Exercise requirements: Each line below should be quoted exactly, please.

Records excerpted from a collection
__________________________________________________
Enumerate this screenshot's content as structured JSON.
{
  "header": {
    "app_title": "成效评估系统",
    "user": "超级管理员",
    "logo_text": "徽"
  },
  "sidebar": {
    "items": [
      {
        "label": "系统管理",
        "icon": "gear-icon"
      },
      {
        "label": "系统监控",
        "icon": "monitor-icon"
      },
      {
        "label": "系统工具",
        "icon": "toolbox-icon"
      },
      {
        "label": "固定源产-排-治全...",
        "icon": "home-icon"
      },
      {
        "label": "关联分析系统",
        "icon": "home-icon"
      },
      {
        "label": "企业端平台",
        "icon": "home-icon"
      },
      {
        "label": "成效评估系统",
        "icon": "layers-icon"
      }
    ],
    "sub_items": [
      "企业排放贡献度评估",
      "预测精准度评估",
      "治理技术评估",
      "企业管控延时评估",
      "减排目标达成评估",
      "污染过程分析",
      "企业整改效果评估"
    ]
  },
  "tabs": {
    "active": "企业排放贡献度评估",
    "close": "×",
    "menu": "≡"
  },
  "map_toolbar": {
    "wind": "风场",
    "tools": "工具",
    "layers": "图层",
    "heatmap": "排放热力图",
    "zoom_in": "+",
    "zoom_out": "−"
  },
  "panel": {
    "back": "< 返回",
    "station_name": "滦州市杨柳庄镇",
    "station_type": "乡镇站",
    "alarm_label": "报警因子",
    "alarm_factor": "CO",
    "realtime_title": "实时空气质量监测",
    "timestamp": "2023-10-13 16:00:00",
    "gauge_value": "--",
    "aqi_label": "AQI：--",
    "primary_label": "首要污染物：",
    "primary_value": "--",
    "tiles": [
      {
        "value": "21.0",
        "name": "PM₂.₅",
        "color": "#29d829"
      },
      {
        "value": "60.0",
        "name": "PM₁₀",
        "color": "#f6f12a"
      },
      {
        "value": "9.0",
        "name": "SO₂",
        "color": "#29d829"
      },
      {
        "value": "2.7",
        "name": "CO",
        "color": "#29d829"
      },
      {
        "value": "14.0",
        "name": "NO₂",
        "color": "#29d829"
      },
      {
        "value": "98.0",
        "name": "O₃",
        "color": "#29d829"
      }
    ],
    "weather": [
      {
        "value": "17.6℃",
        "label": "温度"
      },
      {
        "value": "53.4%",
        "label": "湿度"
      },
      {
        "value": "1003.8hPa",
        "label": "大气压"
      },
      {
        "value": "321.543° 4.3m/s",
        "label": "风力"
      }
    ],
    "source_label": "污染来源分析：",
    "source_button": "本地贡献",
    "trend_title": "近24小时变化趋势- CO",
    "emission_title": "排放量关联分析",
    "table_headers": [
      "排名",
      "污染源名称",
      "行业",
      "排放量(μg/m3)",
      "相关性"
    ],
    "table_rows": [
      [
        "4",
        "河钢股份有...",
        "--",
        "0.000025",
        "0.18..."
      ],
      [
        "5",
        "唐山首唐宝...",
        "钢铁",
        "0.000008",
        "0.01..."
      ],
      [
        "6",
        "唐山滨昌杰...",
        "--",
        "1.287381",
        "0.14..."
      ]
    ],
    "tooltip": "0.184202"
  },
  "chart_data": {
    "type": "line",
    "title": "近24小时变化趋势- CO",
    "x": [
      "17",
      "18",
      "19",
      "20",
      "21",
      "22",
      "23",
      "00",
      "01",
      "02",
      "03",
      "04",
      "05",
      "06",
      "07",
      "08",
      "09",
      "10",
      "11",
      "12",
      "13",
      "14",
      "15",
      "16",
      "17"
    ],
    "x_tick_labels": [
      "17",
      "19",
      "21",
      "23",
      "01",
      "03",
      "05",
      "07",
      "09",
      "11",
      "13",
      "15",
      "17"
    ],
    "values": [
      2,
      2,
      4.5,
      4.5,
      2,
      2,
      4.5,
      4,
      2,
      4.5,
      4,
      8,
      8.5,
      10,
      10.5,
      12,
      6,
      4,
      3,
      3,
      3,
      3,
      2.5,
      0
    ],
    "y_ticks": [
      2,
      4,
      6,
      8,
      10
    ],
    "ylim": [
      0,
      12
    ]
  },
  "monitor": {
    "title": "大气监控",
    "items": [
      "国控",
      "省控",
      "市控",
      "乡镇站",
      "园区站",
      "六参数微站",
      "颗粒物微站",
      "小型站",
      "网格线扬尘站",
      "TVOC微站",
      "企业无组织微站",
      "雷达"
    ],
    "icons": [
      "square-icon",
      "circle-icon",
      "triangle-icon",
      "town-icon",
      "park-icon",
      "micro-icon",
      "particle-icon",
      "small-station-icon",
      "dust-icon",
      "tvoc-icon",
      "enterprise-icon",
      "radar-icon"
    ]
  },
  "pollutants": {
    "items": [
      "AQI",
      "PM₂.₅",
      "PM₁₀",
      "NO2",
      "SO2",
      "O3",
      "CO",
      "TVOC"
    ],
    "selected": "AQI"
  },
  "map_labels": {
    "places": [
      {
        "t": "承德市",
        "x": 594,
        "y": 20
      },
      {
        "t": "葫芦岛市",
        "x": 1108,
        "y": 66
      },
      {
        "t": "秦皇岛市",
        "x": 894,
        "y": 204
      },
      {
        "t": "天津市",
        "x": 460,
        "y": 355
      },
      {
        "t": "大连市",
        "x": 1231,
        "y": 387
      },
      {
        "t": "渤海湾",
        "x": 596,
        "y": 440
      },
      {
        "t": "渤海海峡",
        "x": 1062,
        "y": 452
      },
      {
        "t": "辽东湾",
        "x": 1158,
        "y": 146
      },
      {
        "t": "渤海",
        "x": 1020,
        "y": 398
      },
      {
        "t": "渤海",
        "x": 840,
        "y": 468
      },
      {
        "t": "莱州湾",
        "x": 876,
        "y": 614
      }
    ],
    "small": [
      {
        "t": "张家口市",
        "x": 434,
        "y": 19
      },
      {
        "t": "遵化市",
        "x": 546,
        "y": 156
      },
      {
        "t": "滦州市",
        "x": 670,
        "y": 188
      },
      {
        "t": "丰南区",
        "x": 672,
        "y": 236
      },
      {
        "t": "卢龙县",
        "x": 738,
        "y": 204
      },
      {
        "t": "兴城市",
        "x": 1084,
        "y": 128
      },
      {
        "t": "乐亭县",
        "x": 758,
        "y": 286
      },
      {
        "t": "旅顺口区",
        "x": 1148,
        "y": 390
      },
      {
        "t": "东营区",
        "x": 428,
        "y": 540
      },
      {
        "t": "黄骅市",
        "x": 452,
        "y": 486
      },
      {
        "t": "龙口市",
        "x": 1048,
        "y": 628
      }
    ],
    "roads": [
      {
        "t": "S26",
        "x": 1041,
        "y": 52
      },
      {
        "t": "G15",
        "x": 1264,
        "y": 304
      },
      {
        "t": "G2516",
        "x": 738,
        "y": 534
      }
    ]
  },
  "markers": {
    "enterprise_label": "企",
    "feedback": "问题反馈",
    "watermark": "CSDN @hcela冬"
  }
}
__________________________________________________
Solution to this task:
Enumerate this screenshot's content as structured JSON.
{
  "header": {
    "app_title": "成效评估系统",
    "user": "超级管理员",
    "logo_text": "徽"
  },
  "sidebar": {
    "items": [
      {
        "label": "系统管理",
        "icon": "gear-icon"
      },
      {
        "label": "系统监控",
        "icon": "monitor-icon"
      },
      {
        "label": "系统工具",
        "icon": "toolbox-icon"
      },
      {
        "label": "固定源产-排-治全...",
        "icon": "home-icon"
      },
      {
        "label": "关联分析系统",
        "icon": "home-icon"
      },
      {
        "label": "企业端平台",
        "icon": "home-icon"
      },
      {
        "label": "成效评估系统",
        "icon": "layers-icon"
      }
    ],
    "sub_items": [
      "企业排放贡献度评估",
      "预测精准度评估",
      "治理技术评估",
      "企业管控延时评估",
      "减排目标达成评估",
      "污染过程分析",
      "企业整改效果评估"
    ]
  },
  "tabs": {
    "active": "企业排放贡献度评估",
    "close": "×",
    "menu": "≡"
  },
  "map_toolbar": {
    "wind": "风场",
    "tools": "工具",
    "layers": "图层",
    "heatmap": "排放热力图",
    "zoom_in": "+",
    "zoom_out": "−"
  },
  "panel": {
    "back": "< 返回",
    "station_name": "滦州市杨柳庄镇",
    "station_type": "乡镇站",
    "alarm_label": "报警因子",
    "alarm_factor": "CO",
    "realtime_title": "实时空气质量监测",
    "timestamp": "2023-10-13 16:00:00",
    "gauge_value": "--",
    "aqi_label": "AQI：--",
    "primary_label": "首要污染物：",
    "primary_value": "--",
    "tiles": [
      {
        "value": "21.0",
        "name": "PM₂.₅",
        "color": "#29d829"
      },
      {
        "value": "60.0",
        "name": "PM₁₀",
        "color": "#f6f12a"
      },
      {
        "value": "9.0",
        "name": "SO₂",
        "color": "#29d829"
      },
      {
        "value": "2.7",
        "name": "CO",
        "color": "#29d829"
      },
      {
        "value": "14.0",
        "name": "NO₂",
        "color": "#29d829"
      },
      {
        "value": "98.0",
        "name": "O₃",
        "color": "#29d829"
      }
    ],
    "weather": [
      {
        "value": "17.6℃",
        "label": "温度"
      },
      {
        "value": "53.4%",
        "label": "湿度"
      },
      {
        "value": "1003.8hPa",
        "label": "大气压"
      },
      {
        "value": "321.543° 4.3m/s",
        "label": "风力"
      }
    ],
    "source_label": "污染来源分析：",
    "source_button": "本地贡献",
    "trend_title": "近24小时变化趋势- CO",
    "emission_title": "排放量关联分析",
    "table_headers": [
      "排名",
      "污染源名称",
      "行业",
      "排放量(μg/m3)",
      "相关性"
    ],
    "table_rows": [
      [
        "4",
        "河钢股份有...",
        "--",
        "0.000025",
        "0.18..."
      ],
      [
        "5",
        "唐山首唐宝...",
        "钢铁",
        "0.000008",
        "0.01..."
      ],
      [
        "6",
        "唐山滨昌杰...",
        "--",
        "1.287381",
        "0.14..."
      ]
    ],
    "tooltip": "0.184202"
  },
  "chart_data": {
    "type": "line",
    "title": "近24小时变化趋势- CO",
    "x": [
      "17",
      "18",
      "19",
      "20",
      "21",
      "22",
      "23",
      "00",
      "01",
      "02",
      "03",
      "04",
      "05",
      "06",
      "07",
      "08",
      "09",
      "10",
      "11",
      "12",
      "13",
      "14",
      "15",
      "16",
      "17"
    ],
    "x_tick_labels": [
      "17",
      "19",
      "21",
      "23",
      "01",
      "03",
      "05",
      "07",
      "09",
      "11",
      "13",
      "15",
      "17"
    ],
    "values": [
      2,
      2,
      4.5,
      4.5,
      2,
      2,
      4.5,
      4,
      2,
      4.5,
      4,
      8,
      8.5,
      10,
      10.5,
      12,
      6,
      4,
      3,
      3,
      3,
      3,
      2.5,
      0
    ],
    "y_ticks": [
      2,
      4,
      6,
      8,
      10
    ],
    "ylim": [
      0,
      12
    ]
  },
  "monitor": {
    "title": "大气监控",
    "items": [
      "国控",
      "省控",
      "市控",
      "乡镇站",
      "园区站",
      "六参数微站",
      "颗粒物微站",
      "小型站",
      "网格线扬尘站",
      "TVOC微站",
      "企业无组织微站",
      "雷达"
    ],
    "icons": [
      "square-icon",
      "circle-icon",
      "triangle-icon",
      "town-icon",
      "park-icon",
      "micro-icon",
      "particle-icon",
      "small-station-icon",
      "dust-icon",
      "tvoc-icon",
      "enterprise-icon",
      "radar-icon"
    ]
  },
  "pollutants": {
    "items": [
      "AQI",
      "PM₂.₅",
      "PM₁₀",
      "NO2",
      "SO2",
      "O3",
      "CO",
      "TVOC"
    ],
    "selected": "AQI"
  },
  "map_labels": {
    "places": [
      {
        "t": "承德市",
        "x": 594,
        "y": 20
      },
      {
        "t": "葫芦岛市",
        "x": 1108,
        "y": 66
      },
      {
        "t": "秦皇岛市",
        "x": 894,
        "y": 204
      },
      {
        "t": "天津市",
        "x": 460,
        "y": 355
      },
      {
        "t": "大连市",
        "x": 1231,
        "y": 387
      },
      {
        "t": "渤海湾",
        "x": 596,
        "y": 440
      },
      {
        "t": "渤海海峡",
        "x": 1062,
        "y": 452
      },
      {
        "t": "辽东湾",
        "x": 1158,
        "y": 146
      },
      {
        "t": "渤海",
        "x": 1020,
        "y": 398
      },
      {
        "t": "渤海",
        "x": 840,
        "y": 468
      },
      {
        "t": "莱州湾",
        "x": 876,
        "y": 614
      }
    ],
    "small": [
      {
        "t": "张家口市",
        "x": 434,
        "y": 19
      },
      {
        "t": "遵化市",
        "x": 546,
        "y": 156
      },
      {
        "t": "滦州市",
        "x": 670,
        "y": 188
      },
      {
        "t": "丰南区",
        "x": 672,
        "y": 236
      },
      {
        "t": "卢龙县",
        "x": 738,
        "y": 204
      },
      {
        "t": "兴城市",
        "x": 1084,
        "y": 128
      },
      {
        "t": "乐亭县",
        "x": 758,
        "y": 286
      },
      {
        "t": "旅顺口区",
        "x": 1148,
        "y": 390
      },
      {
        "t": "东营区",
        "x": 428,
        "y": 540
      },
      {
        "t": "黄骅市",
        "x": 452,
        "y": 486
      },
      {
        "t": "龙口市",
        "x": 1048,
        "y": 628
      }
    ],
    "roads": [
      {
        "t": "S26",
        "x": 1041,
        "y": 52
      },
      {
        "t": "G15",
        "x": 1264,
        "y": 304
      },
      {
        "t": "G2516",
        "x": 738,
        "y": 534
      }
    ]
  },
  "markers": {
    "enterprise_label": "企",
    "feedback": "问题反馈",
    "watermark": "CSDN @hcela冬"
  }
}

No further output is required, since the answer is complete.